======== Data in this exercise ========
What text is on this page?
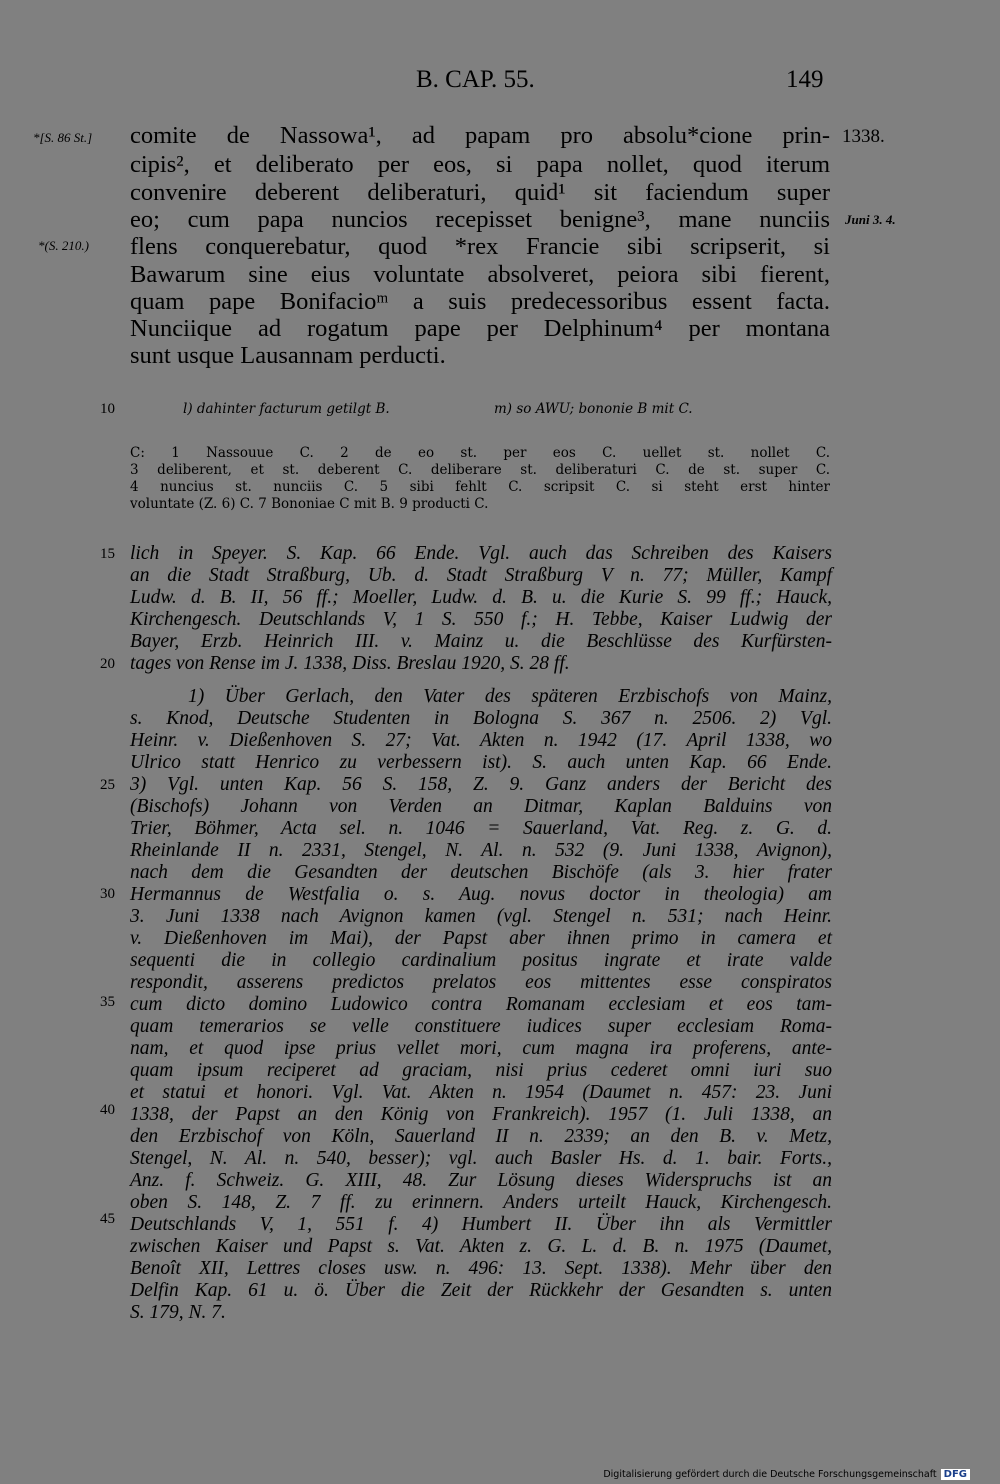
B. CAP. 55.	149
*[S. 86 St.]
*(S. 210.)
1338.
Juni 3. 4.
comite de Nassowa¹, ad papam pro absolu*cione prin-
cipis², et deliberato per eos, si papa nollet, quod iterum
convenire deberent deliberaturi, quid¹ sit faciendum super
eo; cum papa nuncios recepisset benigne³, mane nunciis
flens conquerebatur, quod *rex Francie sibi scripserit, si
Bawarum sine eius voluntate absolveret, peiora sibi fierent,
quam pape Bonifacioᵐ a suis predecessoribus essent facta.
Nunciique ad rogatum pape per Delphinum⁴ per montana
sunt usque Lausannam perducti.
10	l) dahinter facturum getilgt B.	m) so AWU; bononie B mit C.
C: 1 Nassouue C. 2 de eo st. per eos C. uellet st. nollet C.
3 deliberent, et st. deberent C. deliberare st. deliberaturi C. de st. super C.
4 nuncius st. nunciis C. 5 sibi fehlt C. scripsit C. si steht erst hinter
voluntate (Z. 6) C. 7 Bononiae C mit B. 9 producti C.
15
20
25
30
35
40
45
lich in Speyer. S. Kap. 66 Ende. Vgl. auch das Schreiben des Kaisers
an die Stadt Straßburg, Ub. d. Stadt Straßburg V n. 77; Müller, Kampf
Ludw. d. B. II, 56 ff.; Moeller, Ludw. d. B. u. die Kurie S. 99 ff.; Hauck,
Kirchengesch. Deutschlands V, 1 S. 550 f.; H. Tebbe, Kaiser Ludwig der
Bayer, Erzb. Heinrich III. v. Mainz u. die Beschlüsse des Kurfürsten-
tages von Rense im J. 1338, Diss. Breslau 1920, S. 28 ff.
1) Über Gerlach, den Vater des späteren Erzbischofs von Mainz,
s. Knod, Deutsche Studenten in Bologna S. 367 n. 2506. 2) Vgl.
Heinr. v. Dießenhoven S. 27; Vat. Akten n. 1942 (17. April 1338, wo
Ulrico statt Henrico zu verbessern ist). S. auch unten Kap. 66 Ende.
3) Vgl. unten Kap. 56 S. 158, Z. 9. Ganz anders der Bericht des
(Bischofs) Johann von Verden an Ditmar, Kaplan Balduins von
Trier, Böhmer, Acta sel. n. 1046 = Sauerland, Vat. Reg. z. G. d.
Rheinlande II n. 2331, Stengel, N. Al. n. 532 (9. Juni 1338, Avignon),
nach dem die Gesandten der deutschen Bischöfe (als 3. hier frater
Hermannus de Westfalia o. s. Aug. novus doctor in theologia) am
3. Juni 1338 nach Avignon kamen (vgl. Stengel n. 531; nach Heinr.
v. Dießenhoven im Mai), der Papst aber ihnen primo in camera et
sequenti die in collegio cardinalium positus ingrate et irate valde
respondit, asserens predictos prelatos eos mittentes esse conspiratos
cum dicto domino Ludowico contra Romanam ecclesiam et eos tam-
quam temerarios se velle constituere iudices super ecclesiam Roma-
nam, et quod ipse prius vellet mori, cum magna ira proferens, ante-
quam ipsum reciperet ad graciam, nisi prius cederet omni iuri suo
et statui et honori. Vgl. Vat. Akten n. 1954 (Daumet n. 457: 23. Juni
1338, der Papst an den König von Frankreich). 1957 (1. Juli 1338, an
den Erzbischof von Köln, Sauerland II n. 2339; an den B. v. Metz,
Stengel, N. Al. n. 540, besser); vgl. auch Basler Hs. d. 1. bair. Forts.,
Anz. f. Schweiz. G. XIII, 48. Zur Lösung dieses Widerspruchs ist an
oben S. 148, Z. 7 ff. zu erinnern. Anders urteilt Hauck, Kirchengesch.
Deutschlands V, 1, 551 f. 4) Humbert II. Über ihn als Vermittler
zwischen Kaiser und Papst s. Vat. Akten z. G. L. d. B. n. 1975 (Daumet,
Benoît XII, Lettres closes usw. n. 496: 13. Sept. 1338). Mehr über den
Delfin Kap. 61 u. ö. Über die Zeit der Rückkehr der Gesandten s. unten
S. 179, N. 7.
Digitalisierung gefördert durch die Deutsche Forschungsgemeinschaft DFG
========
Locate all lines in the listing above with the word "Dießenhoven" and copy them.

Heinr. v. Dießenhoven S. 27; Vat. Akten n. 1942 (17. April 1338, wo
v. Dießenhoven im Mai), der Papst aber ihnen primo in camera et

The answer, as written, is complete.